• Set exercise:
In the material below, find each line holding the string "VERİR" and copy it.

• Source records:

□ □ □

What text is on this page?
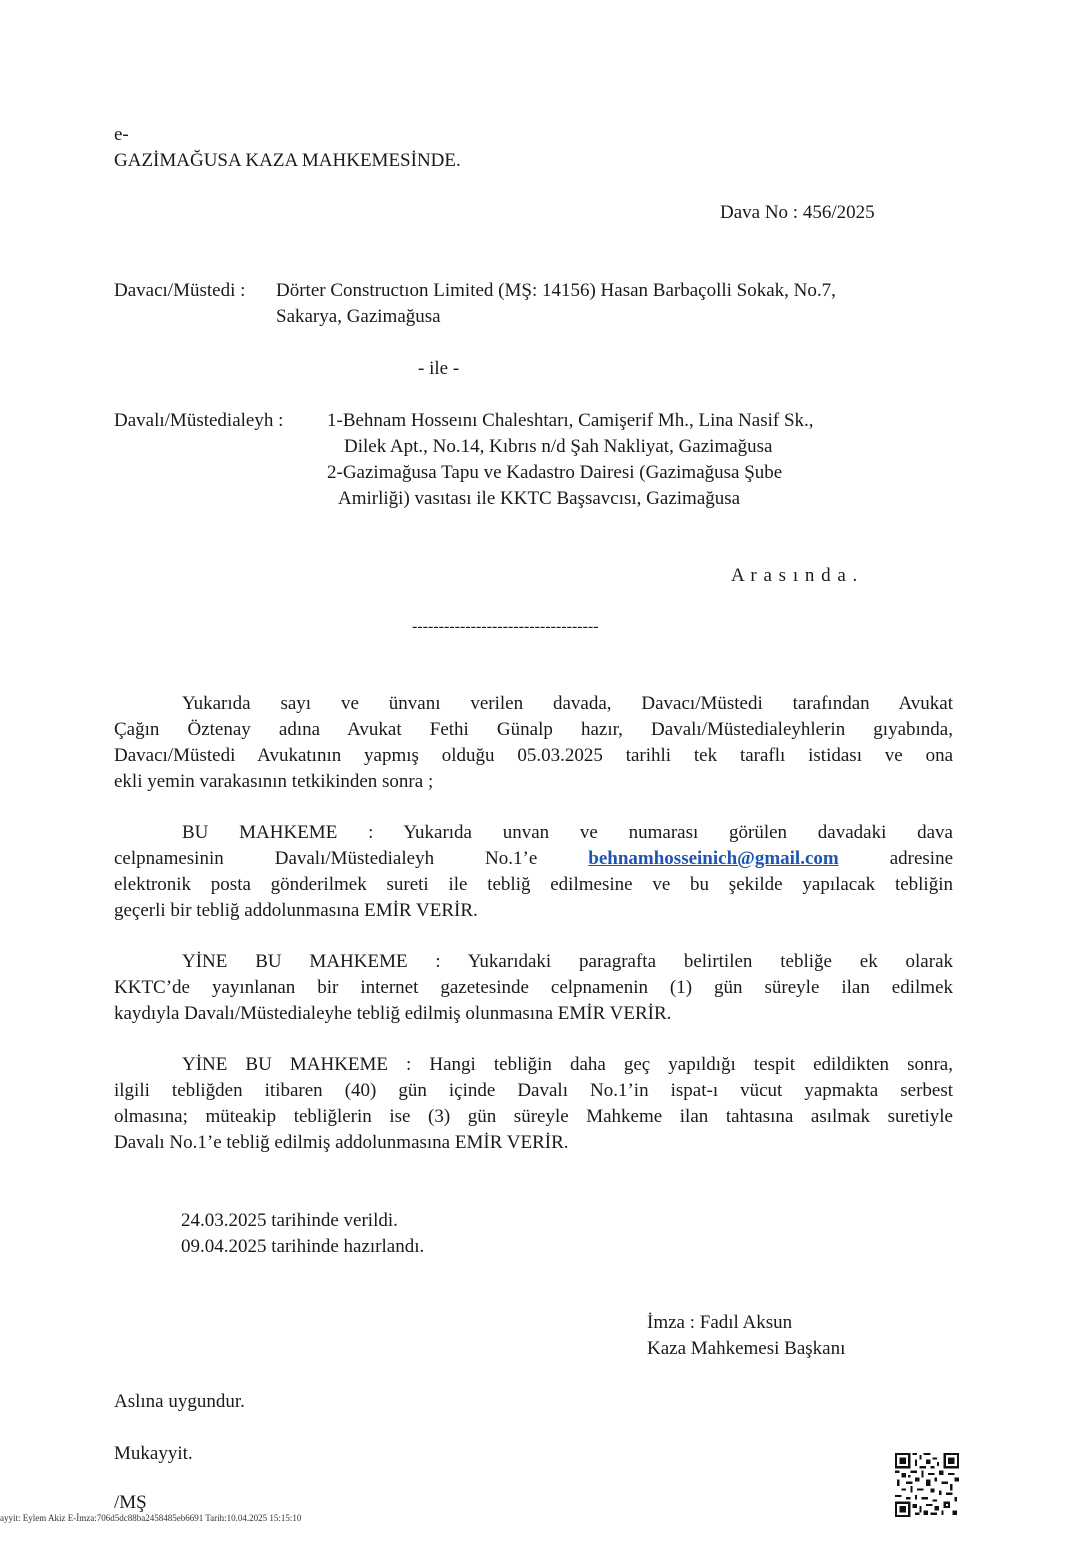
e-
GAZİMAĞUSA KAZA MAHKEMESİNDE.
Dava No : 456/2025
Davacı/Müstedi : Dörter Constructıon Limited (MŞ: 14156) Hasan Barbaçolli Sokak, No.7,
Sakarya, Gazimağusa
- ile -
Davalı/Müstedialeyh : 1-Behnam Hosseını Chaleshtarı, Camişerif Mh., Lina Nasif Sk.,
Dilek Apt., No.14, Kıbrıs n/d Şah Nakliyat, Gazimağusa
2-Gazimağusa Tapu ve Kadastro Dairesi (Gazimağusa Şube
Amirliği) vasıtası ile KKTC Başsavcısı, Gazimağusa
A r a s ı n d a .
-----------------------------------
Yukarıda sayı ve ünvanı verilen davada, Davacı/Müstedi tarafından Avukat
Çağın Öztenay adına Avukat Fethi Günalp hazır, Davalı/Müstedialeyhlerin gıyabında,
Davacı/Müstedi Avukatının yapmış olduğu 05.03.2025 tarihli tek taraflı istidası ve ona
ekli yemin varakasının tetkikinden sonra ;
BU MAHKEME : Yukarıda unvan ve numarası görülen davadaki dava
celpnamesinin Davalı/Müstedialeyh No.1’e	behnamhosseinich@gmail.com	adresine
elektronik posta gönderilmek sureti ile tebliğ edilmesine ve bu şekilde yapılacak tebliğin
geçerli bir tebliğ addolunmasına EMİR VERİR.
YİNE BU MAHKEME : Yukarıdaki paragrafta belirtilen tebliğe ek olarak
KKTC’de yayınlanan bir internet gazetesinde celpnamenin (1) gün süreyle ilan edilmek
kaydıyla Davalı/Müstedialeyhe tebliğ edilmiş olunmasına EMİR VERİR.
YİNE BU MAHKEME : Hangi tebliğin daha geç yapıldığı tespit edildikten sonra,
ilgili tebliğden itibaren (40) gün içinde Davalı No.1’in ispat-ı vücut yapmakta serbest
olmasına; müteakip tebliğlerin ise (3) gün süreyle Mahkeme ilan tahtasına asılmak suretiyle
Davalı No.1’e tebliğ edilmiş addolunmasına EMİR VERİR.
24.03.2025 tarihinde verildi.
09.04.2025 tarihinde hazırlandı.
İmza : Fadıl Aksun
Kaza Mahkemesi Başkanı
Aslına uygundur.
Mukayyit.
/MŞ
ayyit: Eylem Akiz E-İmza:706d5dc88ba2458485eb6691 Tarih:10.04.2025 15:15:10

□ □ □

• Solution to this problem:
geçerli bir tebliğ addolunmasına EMİR VERİR.
kaydıyla Davalı/Müstedialeyhe tebliğ edilmiş olunmasına EMİR VERİR.
Davalı No.1’e tebliğ edilmiş addolunmasına EMİR VERİR.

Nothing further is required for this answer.